> **Description of the task**
Copy every line from the data below in which the string "dụng" can be found.

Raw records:
-- -- --

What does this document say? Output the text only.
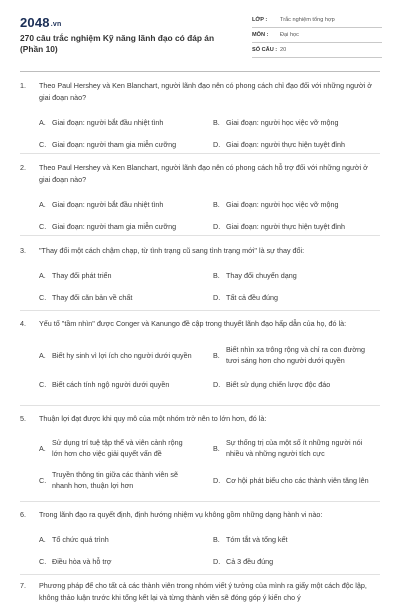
2048.vn
270 câu trắc nghiệm Kỹ năng lãnh đạo có đáp án (Phần 10)
LỚP :	Trắc nghiệm tổng hợp
MÔN :	Đại học
SỐ CÂU : 20
1.	Theo Paul Hershey và Ken Blanchart, người lãnh đạo nên có phong cách chỉ đạo đối với những người ở giai đoạn nào?
A. Giai đoạn: người bắt đầu nhiệt tình	B. Giai đoạn: người học việc vỡ mộng
C. Giai đoạn: người tham gia miễn cưỡng	D. Giai đoạn: người thực hiện tuyệt đỉnh
2.	Theo Paul Hershey và Ken Blanchart, người lãnh đạo nên có phong cách hỗ trợ đối với những người ở giai đoạn nào?
A. Giai đoạn: người bắt đầu nhiệt tình	B. Giai đoạn: người học việc vỡ mộng
C. Giai đoạn: người tham gia miễn cưỡng	D. Giai đoạn: người thực hiện tuyệt đỉnh
3.	"Thay đổi một cách chậm chạp, từ tình trạng cũ sang tình trạng mới" là sự thay đổi:
A. Thay đổi phát triển	B. Thay đổi chuyển dạng
C. Thay đổi căn bản về chất	D. Tất cả đều đúng
4.	Yếu tố "tầm nhìn" được Conger và Kanungo đề cập trong thuyết lãnh đạo hấp dẫn của họ, đó là:
A. Biết hy sinh vì lợi ích cho người dưới quyền	B.
Biết nhìn xa trông rộng và chỉ ra con đường tươi sáng hơn cho người dưới quyền
C. Biết cách tính ngộ người dưới quyền	D. Biết sử dụng chiến lược độc đáo
5.	Thuận lợi đạt được khi quy mô của một nhóm trở nên to lớn hơn, đó là:
A.
Sử dụng trí tuệ tập thể và viên cảnh rộng lớn hơn cho việc giải quyết vấn đề
B.
Sự thống trị của một số ít những người nói nhiều và những người tích cực
C.
Truyền thông tin giữa các thành viên sẽ nhanh hơn, thuận lợi hơn
D. Cơ hội phát biểu cho các thành viên tăng lên
6.	Trong lãnh đạo ra quyết định, định hướng nhiệm vụ không gồm những dạng hành vi nào:
A. Tổ chức quá trình	B. Tóm tắt và tổng kết
C. Điều hòa và hỗ trợ	D. Cả 3 đều đúng
7.	Phương pháp để cho tất cả các thành viên trong nhóm viết ý tưởng của mình ra giấy một cách độc lập, không thảo luận trước khi tổng kết lại và từng thành viên sẽ đóng góp ý kiến cho ý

-- -- --

> **Output**
C. Biết cách tính ngộ người dưới quyền	D. Biết sử dụng chiến lược độc đáo
Sử dụng trí tuệ tập thể và viên cảnh rộng lớn hơn cho việc giải quyết vấn đề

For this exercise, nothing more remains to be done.